| Data section |
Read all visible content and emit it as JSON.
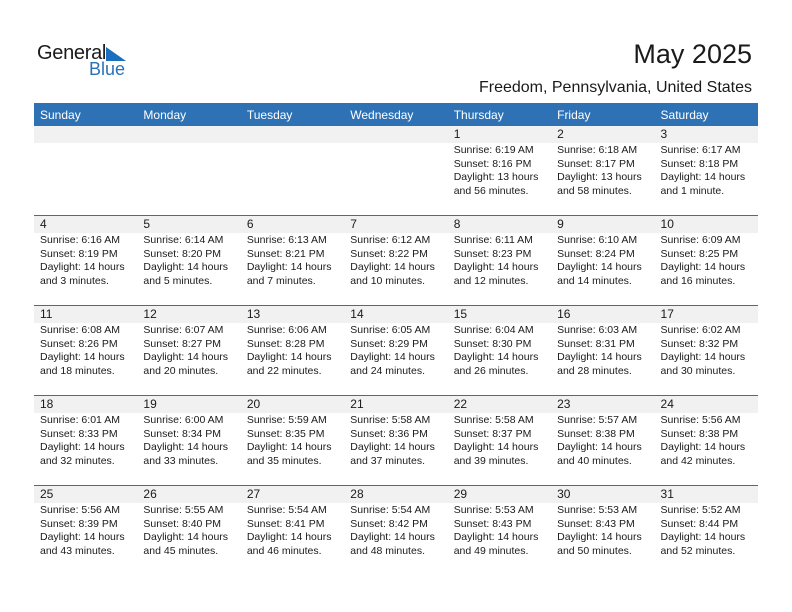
{
  "logo": {
    "word1": "General",
    "word2": "Blue"
  },
  "header": {
    "title": "May 2025",
    "location": "Freedom, Pennsylvania, United States"
  },
  "colors": {
    "header_bg": "#2e72b5",
    "daynum_bg": "#f1f1f1",
    "logo_blue": "#2a72b8"
  },
  "weekdays": [
    "Sunday",
    "Monday",
    "Tuesday",
    "Wednesday",
    "Thursday",
    "Friday",
    "Saturday"
  ],
  "weeks": [
    [
      null,
      null,
      null,
      null,
      {
        "day": "1",
        "sunrise": "Sunrise: 6:19 AM",
        "sunset": "Sunset: 8:16 PM",
        "daylight1": "Daylight: 13 hours",
        "daylight2": "and 56 minutes."
      },
      {
        "day": "2",
        "sunrise": "Sunrise: 6:18 AM",
        "sunset": "Sunset: 8:17 PM",
        "daylight1": "Daylight: 13 hours",
        "daylight2": "and 58 minutes."
      },
      {
        "day": "3",
        "sunrise": "Sunrise: 6:17 AM",
        "sunset": "Sunset: 8:18 PM",
        "daylight1": "Daylight: 14 hours",
        "daylight2": "and 1 minute."
      }
    ],
    [
      {
        "day": "4",
        "sunrise": "Sunrise: 6:16 AM",
        "sunset": "Sunset: 8:19 PM",
        "daylight1": "Daylight: 14 hours",
        "daylight2": "and 3 minutes."
      },
      {
        "day": "5",
        "sunrise": "Sunrise: 6:14 AM",
        "sunset": "Sunset: 8:20 PM",
        "daylight1": "Daylight: 14 hours",
        "daylight2": "and 5 minutes."
      },
      {
        "day": "6",
        "sunrise": "Sunrise: 6:13 AM",
        "sunset": "Sunset: 8:21 PM",
        "daylight1": "Daylight: 14 hours",
        "daylight2": "and 7 minutes."
      },
      {
        "day": "7",
        "sunrise": "Sunrise: 6:12 AM",
        "sunset": "Sunset: 8:22 PM",
        "daylight1": "Daylight: 14 hours",
        "daylight2": "and 10 minutes."
      },
      {
        "day": "8",
        "sunrise": "Sunrise: 6:11 AM",
        "sunset": "Sunset: 8:23 PM",
        "daylight1": "Daylight: 14 hours",
        "daylight2": "and 12 minutes."
      },
      {
        "day": "9",
        "sunrise": "Sunrise: 6:10 AM",
        "sunset": "Sunset: 8:24 PM",
        "daylight1": "Daylight: 14 hours",
        "daylight2": "and 14 minutes."
      },
      {
        "day": "10",
        "sunrise": "Sunrise: 6:09 AM",
        "sunset": "Sunset: 8:25 PM",
        "daylight1": "Daylight: 14 hours",
        "daylight2": "and 16 minutes."
      }
    ],
    [
      {
        "day": "11",
        "sunrise": "Sunrise: 6:08 AM",
        "sunset": "Sunset: 8:26 PM",
        "daylight1": "Daylight: 14 hours",
        "daylight2": "and 18 minutes."
      },
      {
        "day": "12",
        "sunrise": "Sunrise: 6:07 AM",
        "sunset": "Sunset: 8:27 PM",
        "daylight1": "Daylight: 14 hours",
        "daylight2": "and 20 minutes."
      },
      {
        "day": "13",
        "sunrise": "Sunrise: 6:06 AM",
        "sunset": "Sunset: 8:28 PM",
        "daylight1": "Daylight: 14 hours",
        "daylight2": "and 22 minutes."
      },
      {
        "day": "14",
        "sunrise": "Sunrise: 6:05 AM",
        "sunset": "Sunset: 8:29 PM",
        "daylight1": "Daylight: 14 hours",
        "daylight2": "and 24 minutes."
      },
      {
        "day": "15",
        "sunrise": "Sunrise: 6:04 AM",
        "sunset": "Sunset: 8:30 PM",
        "daylight1": "Daylight: 14 hours",
        "daylight2": "and 26 minutes."
      },
      {
        "day": "16",
        "sunrise": "Sunrise: 6:03 AM",
        "sunset": "Sunset: 8:31 PM",
        "daylight1": "Daylight: 14 hours",
        "daylight2": "and 28 minutes."
      },
      {
        "day": "17",
        "sunrise": "Sunrise: 6:02 AM",
        "sunset": "Sunset: 8:32 PM",
        "daylight1": "Daylight: 14 hours",
        "daylight2": "and 30 minutes."
      }
    ],
    [
      {
        "day": "18",
        "sunrise": "Sunrise: 6:01 AM",
        "sunset": "Sunset: 8:33 PM",
        "daylight1": "Daylight: 14 hours",
        "daylight2": "and 32 minutes."
      },
      {
        "day": "19",
        "sunrise": "Sunrise: 6:00 AM",
        "sunset": "Sunset: 8:34 PM",
        "daylight1": "Daylight: 14 hours",
        "daylight2": "and 33 minutes."
      },
      {
        "day": "20",
        "sunrise": "Sunrise: 5:59 AM",
        "sunset": "Sunset: 8:35 PM",
        "daylight1": "Daylight: 14 hours",
        "daylight2": "and 35 minutes."
      },
      {
        "day": "21",
        "sunrise": "Sunrise: 5:58 AM",
        "sunset": "Sunset: 8:36 PM",
        "daylight1": "Daylight: 14 hours",
        "daylight2": "and 37 minutes."
      },
      {
        "day": "22",
        "sunrise": "Sunrise: 5:58 AM",
        "sunset": "Sunset: 8:37 PM",
        "daylight1": "Daylight: 14 hours",
        "daylight2": "and 39 minutes."
      },
      {
        "day": "23",
        "sunrise": "Sunrise: 5:57 AM",
        "sunset": "Sunset: 8:38 PM",
        "daylight1": "Daylight: 14 hours",
        "daylight2": "and 40 minutes."
      },
      {
        "day": "24",
        "sunrise": "Sunrise: 5:56 AM",
        "sunset": "Sunset: 8:38 PM",
        "daylight1": "Daylight: 14 hours",
        "daylight2": "and 42 minutes."
      }
    ],
    [
      {
        "day": "25",
        "sunrise": "Sunrise: 5:56 AM",
        "sunset": "Sunset: 8:39 PM",
        "daylight1": "Daylight: 14 hours",
        "daylight2": "and 43 minutes."
      },
      {
        "day": "26",
        "sunrise": "Sunrise: 5:55 AM",
        "sunset": "Sunset: 8:40 PM",
        "daylight1": "Daylight: 14 hours",
        "daylight2": "and 45 minutes."
      },
      {
        "day": "27",
        "sunrise": "Sunrise: 5:54 AM",
        "sunset": "Sunset: 8:41 PM",
        "daylight1": "Daylight: 14 hours",
        "daylight2": "and 46 minutes."
      },
      {
        "day": "28",
        "sunrise": "Sunrise: 5:54 AM",
        "sunset": "Sunset: 8:42 PM",
        "daylight1": "Daylight: 14 hours",
        "daylight2": "and 48 minutes."
      },
      {
        "day": "29",
        "sunrise": "Sunrise: 5:53 AM",
        "sunset": "Sunset: 8:43 PM",
        "daylight1": "Daylight: 14 hours",
        "daylight2": "and 49 minutes."
      },
      {
        "day": "30",
        "sunrise": "Sunrise: 5:53 AM",
        "sunset": "Sunset: 8:43 PM",
        "daylight1": "Daylight: 14 hours",
        "daylight2": "and 50 minutes."
      },
      {
        "day": "31",
        "sunrise": "Sunrise: 5:52 AM",
        "sunset": "Sunset: 8:44 PM",
        "daylight1": "Daylight: 14 hours",
        "daylight2": "and 52 minutes."
      }
    ]
  ]
}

| The task |
Your task is to reproduce all of the material exactly. The pictures stay out.

| Task answer |
Read all visible content and emit it as JSON.
{
  "logo": {
    "word1": "General",
    "word2": "Blue"
  },
  "header": {
    "title": "May 2025",
    "location": "Freedom, Pennsylvania, United States"
  },
  "colors": {
    "header_bg": "#2e72b5",
    "daynum_bg": "#f1f1f1",
    "logo_blue": "#2a72b8"
  },
  "weekdays": [
    "Sunday",
    "Monday",
    "Tuesday",
    "Wednesday",
    "Thursday",
    "Friday",
    "Saturday"
  ],
  "weeks": [
    [
      null,
      null,
      null,
      null,
      {
        "day": "1",
        "sunrise": "Sunrise: 6:19 AM",
        "sunset": "Sunset: 8:16 PM",
        "daylight1": "Daylight: 13 hours",
        "daylight2": "and 56 minutes."
      },
      {
        "day": "2",
        "sunrise": "Sunrise: 6:18 AM",
        "sunset": "Sunset: 8:17 PM",
        "daylight1": "Daylight: 13 hours",
        "daylight2": "and 58 minutes."
      },
      {
        "day": "3",
        "sunrise": "Sunrise: 6:17 AM",
        "sunset": "Sunset: 8:18 PM",
        "daylight1": "Daylight: 14 hours",
        "daylight2": "and 1 minute."
      }
    ],
    [
      {
        "day": "4",
        "sunrise": "Sunrise: 6:16 AM",
        "sunset": "Sunset: 8:19 PM",
        "daylight1": "Daylight: 14 hours",
        "daylight2": "and 3 minutes."
      },
      {
        "day": "5",
        "sunrise": "Sunrise: 6:14 AM",
        "sunset": "Sunset: 8:20 PM",
        "daylight1": "Daylight: 14 hours",
        "daylight2": "and 5 minutes."
      },
      {
        "day": "6",
        "sunrise": "Sunrise: 6:13 AM",
        "sunset": "Sunset: 8:21 PM",
        "daylight1": "Daylight: 14 hours",
        "daylight2": "and 7 minutes."
      },
      {
        "day": "7",
        "sunrise": "Sunrise: 6:12 AM",
        "sunset": "Sunset: 8:22 PM",
        "daylight1": "Daylight: 14 hours",
        "daylight2": "and 10 minutes."
      },
      {
        "day": "8",
        "sunrise": "Sunrise: 6:11 AM",
        "sunset": "Sunset: 8:23 PM",
        "daylight1": "Daylight: 14 hours",
        "daylight2": "and 12 minutes."
      },
      {
        "day": "9",
        "sunrise": "Sunrise: 6:10 AM",
        "sunset": "Sunset: 8:24 PM",
        "daylight1": "Daylight: 14 hours",
        "daylight2": "and 14 minutes."
      },
      {
        "day": "10",
        "sunrise": "Sunrise: 6:09 AM",
        "sunset": "Sunset: 8:25 PM",
        "daylight1": "Daylight: 14 hours",
        "daylight2": "and 16 minutes."
      }
    ],
    [
      {
        "day": "11",
        "sunrise": "Sunrise: 6:08 AM",
        "sunset": "Sunset: 8:26 PM",
        "daylight1": "Daylight: 14 hours",
        "daylight2": "and 18 minutes."
      },
      {
        "day": "12",
        "sunrise": "Sunrise: 6:07 AM",
        "sunset": "Sunset: 8:27 PM",
        "daylight1": "Daylight: 14 hours",
        "daylight2": "and 20 minutes."
      },
      {
        "day": "13",
        "sunrise": "Sunrise: 6:06 AM",
        "sunset": "Sunset: 8:28 PM",
        "daylight1": "Daylight: 14 hours",
        "daylight2": "and 22 minutes."
      },
      {
        "day": "14",
        "sunrise": "Sunrise: 6:05 AM",
        "sunset": "Sunset: 8:29 PM",
        "daylight1": "Daylight: 14 hours",
        "daylight2": "and 24 minutes."
      },
      {
        "day": "15",
        "sunrise": "Sunrise: 6:04 AM",
        "sunset": "Sunset: 8:30 PM",
        "daylight1": "Daylight: 14 hours",
        "daylight2": "and 26 minutes."
      },
      {
        "day": "16",
        "sunrise": "Sunrise: 6:03 AM",
        "sunset": "Sunset: 8:31 PM",
        "daylight1": "Daylight: 14 hours",
        "daylight2": "and 28 minutes."
      },
      {
        "day": "17",
        "sunrise": "Sunrise: 6:02 AM",
        "sunset": "Sunset: 8:32 PM",
        "daylight1": "Daylight: 14 hours",
        "daylight2": "and 30 minutes."
      }
    ],
    [
      {
        "day": "18",
        "sunrise": "Sunrise: 6:01 AM",
        "sunset": "Sunset: 8:33 PM",
        "daylight1": "Daylight: 14 hours",
        "daylight2": "and 32 minutes."
      },
      {
        "day": "19",
        "sunrise": "Sunrise: 6:00 AM",
        "sunset": "Sunset: 8:34 PM",
        "daylight1": "Daylight: 14 hours",
        "daylight2": "and 33 minutes."
      },
      {
        "day": "20",
        "sunrise": "Sunrise: 5:59 AM",
        "sunset": "Sunset: 8:35 PM",
        "daylight1": "Daylight: 14 hours",
        "daylight2": "and 35 minutes."
      },
      {
        "day": "21",
        "sunrise": "Sunrise: 5:58 AM",
        "sunset": "Sunset: 8:36 PM",
        "daylight1": "Daylight: 14 hours",
        "daylight2": "and 37 minutes."
      },
      {
        "day": "22",
        "sunrise": "Sunrise: 5:58 AM",
        "sunset": "Sunset: 8:37 PM",
        "daylight1": "Daylight: 14 hours",
        "daylight2": "and 39 minutes."
      },
      {
        "day": "23",
        "sunrise": "Sunrise: 5:57 AM",
        "sunset": "Sunset: 8:38 PM",
        "daylight1": "Daylight: 14 hours",
        "daylight2": "and 40 minutes."
      },
      {
        "day": "24",
        "sunrise": "Sunrise: 5:56 AM",
        "sunset": "Sunset: 8:38 PM",
        "daylight1": "Daylight: 14 hours",
        "daylight2": "and 42 minutes."
      }
    ],
    [
      {
        "day": "25",
        "sunrise": "Sunrise: 5:56 AM",
        "sunset": "Sunset: 8:39 PM",
        "daylight1": "Daylight: 14 hours",
        "daylight2": "and 43 minutes."
      },
      {
        "day": "26",
        "sunrise": "Sunrise: 5:55 AM",
        "sunset": "Sunset: 8:40 PM",
        "daylight1": "Daylight: 14 hours",
        "daylight2": "and 45 minutes."
      },
      {
        "day": "27",
        "sunrise": "Sunrise: 5:54 AM",
        "sunset": "Sunset: 8:41 PM",
        "daylight1": "Daylight: 14 hours",
        "daylight2": "and 46 minutes."
      },
      {
        "day": "28",
        "sunrise": "Sunrise: 5:54 AM",
        "sunset": "Sunset: 8:42 PM",
        "daylight1": "Daylight: 14 hours",
        "daylight2": "and 48 minutes."
      },
      {
        "day": "29",
        "sunrise": "Sunrise: 5:53 AM",
        "sunset": "Sunset: 8:43 PM",
        "daylight1": "Daylight: 14 hours",
        "daylight2": "and 49 minutes."
      },
      {
        "day": "30",
        "sunrise": "Sunrise: 5:53 AM",
        "sunset": "Sunset: 8:43 PM",
        "daylight1": "Daylight: 14 hours",
        "daylight2": "and 50 minutes."
      },
      {
        "day": "31",
        "sunrise": "Sunrise: 5:52 AM",
        "sunset": "Sunset: 8:44 PM",
        "daylight1": "Daylight: 14 hours",
        "daylight2": "and 52 minutes."
      }
    ]
  ]
}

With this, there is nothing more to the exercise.